▶ What is asked
Pull out every line below containing the word "built".

▶ Supplied material
·····

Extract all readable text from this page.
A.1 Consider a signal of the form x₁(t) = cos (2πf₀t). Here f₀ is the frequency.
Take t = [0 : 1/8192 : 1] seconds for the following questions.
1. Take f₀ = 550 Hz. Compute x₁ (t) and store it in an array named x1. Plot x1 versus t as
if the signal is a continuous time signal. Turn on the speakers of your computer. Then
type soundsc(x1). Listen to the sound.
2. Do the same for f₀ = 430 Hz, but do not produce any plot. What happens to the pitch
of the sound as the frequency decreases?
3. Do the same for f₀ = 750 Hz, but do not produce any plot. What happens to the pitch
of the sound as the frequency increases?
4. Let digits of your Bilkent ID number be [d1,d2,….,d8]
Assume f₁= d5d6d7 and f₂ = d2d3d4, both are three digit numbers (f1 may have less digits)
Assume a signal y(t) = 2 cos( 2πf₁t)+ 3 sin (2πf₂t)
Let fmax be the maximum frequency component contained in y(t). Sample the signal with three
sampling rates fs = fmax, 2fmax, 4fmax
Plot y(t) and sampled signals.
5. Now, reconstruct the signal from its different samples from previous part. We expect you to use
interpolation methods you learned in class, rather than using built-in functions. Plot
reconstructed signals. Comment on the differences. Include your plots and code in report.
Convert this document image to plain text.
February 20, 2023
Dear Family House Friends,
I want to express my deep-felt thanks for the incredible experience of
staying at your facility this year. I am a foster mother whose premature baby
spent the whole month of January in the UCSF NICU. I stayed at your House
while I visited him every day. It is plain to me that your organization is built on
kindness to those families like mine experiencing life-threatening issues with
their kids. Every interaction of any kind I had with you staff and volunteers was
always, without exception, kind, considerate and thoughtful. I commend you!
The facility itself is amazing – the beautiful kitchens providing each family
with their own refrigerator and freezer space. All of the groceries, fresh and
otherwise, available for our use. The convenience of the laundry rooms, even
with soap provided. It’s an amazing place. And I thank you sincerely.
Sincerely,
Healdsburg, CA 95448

·····

▶ Exercise output
interpolation methods you learned in class, rather than using built-in functions. Plot
while I visited him every day. It is plain to me that your organization is built on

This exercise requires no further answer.